╔══

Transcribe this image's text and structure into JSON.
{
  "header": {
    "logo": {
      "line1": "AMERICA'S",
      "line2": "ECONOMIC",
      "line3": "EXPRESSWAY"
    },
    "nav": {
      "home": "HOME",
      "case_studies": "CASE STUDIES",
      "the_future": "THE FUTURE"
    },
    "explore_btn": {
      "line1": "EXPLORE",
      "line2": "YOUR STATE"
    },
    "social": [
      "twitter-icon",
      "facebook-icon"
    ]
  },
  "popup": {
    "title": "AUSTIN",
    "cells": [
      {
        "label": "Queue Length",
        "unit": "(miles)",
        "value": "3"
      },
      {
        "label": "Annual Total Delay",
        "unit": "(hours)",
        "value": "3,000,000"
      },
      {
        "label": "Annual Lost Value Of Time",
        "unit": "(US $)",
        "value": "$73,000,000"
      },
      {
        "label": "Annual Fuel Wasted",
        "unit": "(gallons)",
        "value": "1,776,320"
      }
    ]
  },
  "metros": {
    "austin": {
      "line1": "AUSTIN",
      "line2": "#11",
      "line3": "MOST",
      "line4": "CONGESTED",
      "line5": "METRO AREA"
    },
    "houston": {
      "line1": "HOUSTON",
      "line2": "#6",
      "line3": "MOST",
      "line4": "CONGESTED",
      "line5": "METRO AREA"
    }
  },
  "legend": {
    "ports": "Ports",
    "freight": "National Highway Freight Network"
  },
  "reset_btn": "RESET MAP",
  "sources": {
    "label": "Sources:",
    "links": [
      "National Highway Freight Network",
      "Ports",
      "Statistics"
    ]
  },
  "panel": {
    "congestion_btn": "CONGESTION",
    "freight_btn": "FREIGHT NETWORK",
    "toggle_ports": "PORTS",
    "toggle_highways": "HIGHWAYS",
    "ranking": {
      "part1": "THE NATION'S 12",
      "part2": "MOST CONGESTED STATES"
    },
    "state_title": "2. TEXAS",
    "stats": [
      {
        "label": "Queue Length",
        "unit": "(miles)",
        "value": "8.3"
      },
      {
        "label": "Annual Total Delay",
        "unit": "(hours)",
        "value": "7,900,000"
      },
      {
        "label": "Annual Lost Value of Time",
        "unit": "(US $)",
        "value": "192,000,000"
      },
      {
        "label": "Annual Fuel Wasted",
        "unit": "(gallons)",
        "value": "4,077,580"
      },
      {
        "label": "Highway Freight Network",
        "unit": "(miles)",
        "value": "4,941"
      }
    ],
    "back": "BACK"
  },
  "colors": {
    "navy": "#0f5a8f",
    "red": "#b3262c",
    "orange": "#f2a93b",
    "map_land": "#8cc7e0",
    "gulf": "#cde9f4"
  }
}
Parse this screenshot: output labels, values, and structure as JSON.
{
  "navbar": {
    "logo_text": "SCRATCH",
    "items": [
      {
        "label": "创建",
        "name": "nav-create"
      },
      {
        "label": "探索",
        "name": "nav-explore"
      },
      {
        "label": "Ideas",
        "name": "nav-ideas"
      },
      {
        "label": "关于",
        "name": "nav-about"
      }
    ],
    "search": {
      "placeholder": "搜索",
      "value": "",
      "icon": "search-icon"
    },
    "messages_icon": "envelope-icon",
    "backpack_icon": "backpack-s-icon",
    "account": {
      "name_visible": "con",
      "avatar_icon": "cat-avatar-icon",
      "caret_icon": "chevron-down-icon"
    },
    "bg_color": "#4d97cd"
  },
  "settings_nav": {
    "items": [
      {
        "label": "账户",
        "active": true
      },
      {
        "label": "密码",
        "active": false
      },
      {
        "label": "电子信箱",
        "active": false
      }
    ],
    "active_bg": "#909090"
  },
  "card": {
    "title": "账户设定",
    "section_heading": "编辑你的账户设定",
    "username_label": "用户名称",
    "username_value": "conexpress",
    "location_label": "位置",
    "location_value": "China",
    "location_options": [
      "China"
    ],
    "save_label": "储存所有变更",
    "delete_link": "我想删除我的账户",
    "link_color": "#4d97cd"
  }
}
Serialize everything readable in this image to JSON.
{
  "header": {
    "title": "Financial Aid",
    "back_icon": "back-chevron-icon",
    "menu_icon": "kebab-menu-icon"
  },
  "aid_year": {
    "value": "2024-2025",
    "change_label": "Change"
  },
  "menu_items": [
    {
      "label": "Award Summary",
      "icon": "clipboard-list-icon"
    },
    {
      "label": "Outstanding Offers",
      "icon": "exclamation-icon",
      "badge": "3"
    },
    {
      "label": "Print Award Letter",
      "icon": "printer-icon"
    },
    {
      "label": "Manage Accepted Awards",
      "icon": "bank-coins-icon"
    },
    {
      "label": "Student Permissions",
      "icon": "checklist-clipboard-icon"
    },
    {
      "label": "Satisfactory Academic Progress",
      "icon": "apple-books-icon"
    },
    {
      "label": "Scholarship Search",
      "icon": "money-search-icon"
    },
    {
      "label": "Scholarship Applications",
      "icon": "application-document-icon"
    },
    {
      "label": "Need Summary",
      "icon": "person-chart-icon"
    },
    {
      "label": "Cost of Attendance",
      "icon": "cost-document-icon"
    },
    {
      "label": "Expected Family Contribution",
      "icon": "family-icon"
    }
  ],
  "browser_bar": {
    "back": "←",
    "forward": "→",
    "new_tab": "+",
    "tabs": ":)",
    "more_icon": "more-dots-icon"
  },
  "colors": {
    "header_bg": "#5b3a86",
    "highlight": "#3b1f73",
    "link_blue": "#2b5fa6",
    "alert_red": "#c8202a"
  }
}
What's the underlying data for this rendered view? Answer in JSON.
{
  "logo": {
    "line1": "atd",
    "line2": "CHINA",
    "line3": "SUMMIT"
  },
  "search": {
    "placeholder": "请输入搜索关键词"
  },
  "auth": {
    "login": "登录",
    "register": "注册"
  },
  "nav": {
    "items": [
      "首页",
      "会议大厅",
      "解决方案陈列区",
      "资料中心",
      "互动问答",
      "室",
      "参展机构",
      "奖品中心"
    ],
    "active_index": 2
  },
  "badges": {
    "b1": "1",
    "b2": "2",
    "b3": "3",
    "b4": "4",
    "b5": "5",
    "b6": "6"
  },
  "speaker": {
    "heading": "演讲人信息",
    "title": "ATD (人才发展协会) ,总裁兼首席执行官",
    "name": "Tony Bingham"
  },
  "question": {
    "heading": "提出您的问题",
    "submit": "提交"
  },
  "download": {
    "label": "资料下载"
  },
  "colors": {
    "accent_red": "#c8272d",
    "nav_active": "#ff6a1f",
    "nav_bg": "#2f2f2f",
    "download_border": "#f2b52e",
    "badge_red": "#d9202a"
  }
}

╚══

### EXERCISE DETAILS
Transcribe the data. Leave every line exactly as it is.

### RESULT
Transcribe this image's text and structure into JSON.
{
  "header": {
    "logo": {
      "line1": "AMERICA'S",
      "line2": "ECONOMIC",
      "line3": "EXPRESSWAY"
    },
    "nav": {
      "home": "HOME",
      "case_studies": "CASE STUDIES",
      "the_future": "THE FUTURE"
    },
    "explore_btn": {
      "line1": "EXPLORE",
      "line2": "YOUR STATE"
    },
    "social": [
      "twitter-icon",
      "facebook-icon"
    ]
  },
  "popup": {
    "title": "AUSTIN",
    "cells": [
      {
        "label": "Queue Length",
        "unit": "(miles)",
        "value": "3"
      },
      {
        "label": "Annual Total Delay",
        "unit": "(hours)",
        "value": "3,000,000"
      },
      {
        "label": "Annual Lost Value Of Time",
        "unit": "(US $)",
        "value": "$73,000,000"
      },
      {
        "label": "Annual Fuel Wasted",
        "unit": "(gallons)",
        "value": "1,776,320"
      }
    ]
  },
  "metros": {
    "austin": {
      "line1": "AUSTIN",
      "line2": "#11",
      "line3": "MOST",
      "line4": "CONGESTED",
      "line5": "METRO AREA"
    },
    "houston": {
      "line1": "HOUSTON",
      "line2": "#6",
      "line3": "MOST",
      "line4": "CONGESTED",
      "line5": "METRO AREA"
    }
  },
  "legend": {
    "ports": "Ports",
    "freight": "National Highway Freight Network"
  },
  "reset_btn": "RESET MAP",
  "sources": {
    "label": "Sources:",
    "links": [
      "National Highway Freight Network",
      "Ports",
      "Statistics"
    ]
  },
  "panel": {
    "congestion_btn": "CONGESTION",
    "freight_btn": "FREIGHT NETWORK",
    "toggle_ports": "PORTS",
    "toggle_highways": "HIGHWAYS",
    "ranking": {
      "part1": "THE NATION'S 12",
      "part2": "MOST CONGESTED STATES"
    },
    "state_title": "2. TEXAS",
    "stats": [
      {
        "label": "Queue Length",
        "unit": "(miles)",
        "value": "8.3"
      },
      {
        "label": "Annual Total Delay",
        "unit": "(hours)",
        "value": "7,900,000"
      },
      {
        "label": "Annual Lost Value of Time",
        "unit": "(US $)",
        "value": "192,000,000"
      },
      {
        "label": "Annual Fuel Wasted",
        "unit": "(gallons)",
        "value": "4,077,580"
      },
      {
        "label": "Highway Freight Network",
        "unit": "(miles)",
        "value": "4,941"
      }
    ],
    "back": "BACK"
  },
  "colors": {
    "navy": "#0f5a8f",
    "red": "#b3262c",
    "orange": "#f2a93b",
    "map_land": "#8cc7e0",
    "gulf": "#cde9f4"
  }
}
Parse this screenshot: output labels, values, and structure as JSON.
{
  "navbar": {
    "logo_text": "SCRATCH",
    "items": [
      {
        "label": "创建",
        "name": "nav-create"
      },
      {
        "label": "探索",
        "name": "nav-explore"
      },
      {
        "label": "Ideas",
        "name": "nav-ideas"
      },
      {
        "label": "关于",
        "name": "nav-about"
      }
    ],
    "search": {
      "placeholder": "搜索",
      "value": "",
      "icon": "search-icon"
    },
    "messages_icon": "envelope-icon",
    "backpack_icon": "backpack-s-icon",
    "account": {
      "name_visible": "con",
      "avatar_icon": "cat-avatar-icon",
      "caret_icon": "chevron-down-icon"
    },
    "bg_color": "#4d97cd"
  },
  "settings_nav": {
    "items": [
      {
        "label": "账户",
        "active": true
      },
      {
        "label": "密码",
        "active": false
      },
      {
        "label": "电子信箱",
        "active": false
      }
    ],
    "active_bg": "#909090"
  },
  "card": {
    "title": "账户设定",
    "section_heading": "编辑你的账户设定",
    "username_label": "用户名称",
    "username_value": "conexpress",
    "location_label": "位置",
    "location_value": "China",
    "location_options": [
      "China"
    ],
    "save_label": "储存所有变更",
    "delete_link": "我想删除我的账户",
    "link_color": "#4d97cd"
  }
}
Serialize everything readable in this image to JSON.
{
  "header": {
    "title": "Financial Aid",
    "back_icon": "back-chevron-icon",
    "menu_icon": "kebab-menu-icon"
  },
  "aid_year": {
    "value": "2024-2025",
    "change_label": "Change"
  },
  "menu_items": [
    {
      "label": "Award Summary",
      "icon": "clipboard-list-icon"
    },
    {
      "label": "Outstanding Offers",
      "icon": "exclamation-icon",
      "badge": "3"
    },
    {
      "label": "Print Award Letter",
      "icon": "printer-icon"
    },
    {
      "label": "Manage Accepted Awards",
      "icon": "bank-coins-icon"
    },
    {
      "label": "Student Permissions",
      "icon": "checklist-clipboard-icon"
    },
    {
      "label": "Satisfactory Academic Progress",
      "icon": "apple-books-icon"
    },
    {
      "label": "Scholarship Search",
      "icon": "money-search-icon"
    },
    {
      "label": "Scholarship Applications",
      "icon": "application-document-icon"
    },
    {
      "label": "Need Summary",
      "icon": "person-chart-icon"
    },
    {
      "label": "Cost of Attendance",
      "icon": "cost-document-icon"
    },
    {
      "label": "Expected Family Contribution",
      "icon": "family-icon"
    }
  ],
  "browser_bar": {
    "back": "←",
    "forward": "→",
    "new_tab": "+",
    "tabs": ":)",
    "more_icon": "more-dots-icon"
  },
  "colors": {
    "header_bg": "#5b3a86",
    "highlight": "#3b1f73",
    "link_blue": "#2b5fa6",
    "alert_red": "#c8202a"
  }
}
What's the underlying data for this rendered view? Answer in JSON.
{
  "logo": {
    "line1": "atd",
    "line2": "CHINA",
    "line3": "SUMMIT"
  },
  "search": {
    "placeholder": "请输入搜索关键词"
  },
  "auth": {
    "login": "登录",
    "register": "注册"
  },
  "nav": {
    "items": [
      "首页",
      "会议大厅",
      "解决方案陈列区",
      "资料中心",
      "互动问答",
      "室",
      "参展机构",
      "奖品中心"
    ],
    "active_index": 2
  },
  "badges": {
    "b1": "1",
    "b2": "2",
    "b3": "3",
    "b4": "4",
    "b5": "5",
    "b6": "6"
  },
  "speaker": {
    "heading": "演讲人信息",
    "title": "ATD (人才发展协会) ,总裁兼首席执行官",
    "name": "Tony Bingham"
  },
  "question": {
    "heading": "提出您的问题",
    "submit": "提交"
  },
  "download": {
    "label": "资料下载"
  },
  "colors": {
    "accent_red": "#c8272d",
    "nav_active": "#ff6a1f",
    "nav_bg": "#2f2f2f",
    "download_border": "#f2b52e",
    "badge_red": "#d9202a"
  }
}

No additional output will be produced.